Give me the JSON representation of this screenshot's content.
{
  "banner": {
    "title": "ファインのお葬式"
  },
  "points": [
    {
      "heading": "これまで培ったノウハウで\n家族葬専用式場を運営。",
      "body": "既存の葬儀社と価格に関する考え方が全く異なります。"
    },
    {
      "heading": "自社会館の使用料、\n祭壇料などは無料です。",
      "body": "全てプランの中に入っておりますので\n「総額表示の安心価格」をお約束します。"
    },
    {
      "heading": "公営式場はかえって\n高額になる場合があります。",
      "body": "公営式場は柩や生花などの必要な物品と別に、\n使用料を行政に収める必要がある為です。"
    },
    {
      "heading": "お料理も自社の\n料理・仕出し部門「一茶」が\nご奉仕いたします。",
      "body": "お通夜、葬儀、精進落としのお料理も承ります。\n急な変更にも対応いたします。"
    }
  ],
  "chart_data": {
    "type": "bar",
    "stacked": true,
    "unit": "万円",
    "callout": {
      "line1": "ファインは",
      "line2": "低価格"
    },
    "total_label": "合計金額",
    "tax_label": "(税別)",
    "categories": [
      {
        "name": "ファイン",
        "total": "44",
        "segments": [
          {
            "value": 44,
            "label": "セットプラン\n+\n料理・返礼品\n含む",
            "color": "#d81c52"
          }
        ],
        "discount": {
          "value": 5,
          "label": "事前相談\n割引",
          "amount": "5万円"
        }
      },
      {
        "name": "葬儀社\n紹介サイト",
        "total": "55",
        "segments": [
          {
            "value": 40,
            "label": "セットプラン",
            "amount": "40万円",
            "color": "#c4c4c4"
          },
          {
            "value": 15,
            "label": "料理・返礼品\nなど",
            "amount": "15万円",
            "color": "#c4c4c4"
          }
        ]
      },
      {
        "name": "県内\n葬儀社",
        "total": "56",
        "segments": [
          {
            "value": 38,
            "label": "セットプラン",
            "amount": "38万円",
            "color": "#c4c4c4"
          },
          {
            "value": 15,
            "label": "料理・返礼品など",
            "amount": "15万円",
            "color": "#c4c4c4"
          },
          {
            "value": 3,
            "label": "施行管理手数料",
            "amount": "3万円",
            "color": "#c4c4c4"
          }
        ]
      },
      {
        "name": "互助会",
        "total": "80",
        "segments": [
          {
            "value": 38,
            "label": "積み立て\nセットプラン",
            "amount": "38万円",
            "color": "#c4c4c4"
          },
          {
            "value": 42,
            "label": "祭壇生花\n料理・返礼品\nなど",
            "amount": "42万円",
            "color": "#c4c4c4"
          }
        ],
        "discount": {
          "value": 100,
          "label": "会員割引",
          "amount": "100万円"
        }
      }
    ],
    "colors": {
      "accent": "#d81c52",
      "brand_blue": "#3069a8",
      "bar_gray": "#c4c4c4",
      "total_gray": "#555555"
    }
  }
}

= To be done =
Output the complete data exactly as written.

= Answer in full =
Give me the JSON representation of this screenshot's content.
{
  "banner": {
    "title": "ファインのお葬式"
  },
  "points": [
    {
      "heading": "これまで培ったノウハウで\n家族葬専用式場を運営。",
      "body": "既存の葬儀社と価格に関する考え方が全く異なります。"
    },
    {
      "heading": "自社会館の使用料、\n祭壇料などは無料です。",
      "body": "全てプランの中に入っておりますので\n「総額表示の安心価格」をお約束します。"
    },
    {
      "heading": "公営式場はかえって\n高額になる場合があります。",
      "body": "公営式場は柩や生花などの必要な物品と別に、\n使用料を行政に収める必要がある為です。"
    },
    {
      "heading": "お料理も自社の\n料理・仕出し部門「一茶」が\nご奉仕いたします。",
      "body": "お通夜、葬儀、精進落としのお料理も承ります。\n急な変更にも対応いたします。"
    }
  ],
  "chart_data": {
    "type": "bar",
    "stacked": true,
    "unit": "万円",
    "callout": {
      "line1": "ファインは",
      "line2": "低価格"
    },
    "total_label": "合計金額",
    "tax_label": "(税別)",
    "categories": [
      {
        "name": "ファイン",
        "total": "44",
        "segments": [
          {
            "value": 44,
            "label": "セットプラン\n+\n料理・返礼品\n含む",
            "color": "#d81c52"
          }
        ],
        "discount": {
          "value": 5,
          "label": "事前相談\n割引",
          "amount": "5万円"
        }
      },
      {
        "name": "葬儀社\n紹介サイト",
        "total": "55",
        "segments": [
          {
            "value": 40,
            "label": "セットプラン",
            "amount": "40万円",
            "color": "#c4c4c4"
          },
          {
            "value": 15,
            "label": "料理・返礼品\nなど",
            "amount": "15万円",
            "color": "#c4c4c4"
          }
        ]
      },
      {
        "name": "県内\n葬儀社",
        "total": "56",
        "segments": [
          {
            "value": 38,
            "label": "セットプラン",
            "amount": "38万円",
            "color": "#c4c4c4"
          },
          {
            "value": 15,
            "label": "料理・返礼品など",
            "amount": "15万円",
            "color": "#c4c4c4"
          },
          {
            "value": 3,
            "label": "施行管理手数料",
            "amount": "3万円",
            "color": "#c4c4c4"
          }
        ]
      },
      {
        "name": "互助会",
        "total": "80",
        "segments": [
          {
            "value": 38,
            "label": "積み立て\nセットプラン",
            "amount": "38万円",
            "color": "#c4c4c4"
          },
          {
            "value": 42,
            "label": "祭壇生花\n料理・返礼品\nなど",
            "amount": "42万円",
            "color": "#c4c4c4"
          }
        ],
        "discount": {
          "value": 100,
          "label": "会員割引",
          "amount": "100万円"
        }
      }
    ],
    "colors": {
      "accent": "#d81c52",
      "brand_blue": "#3069a8",
      "bar_gray": "#c4c4c4",
      "total_gray": "#555555"
    }
  }
}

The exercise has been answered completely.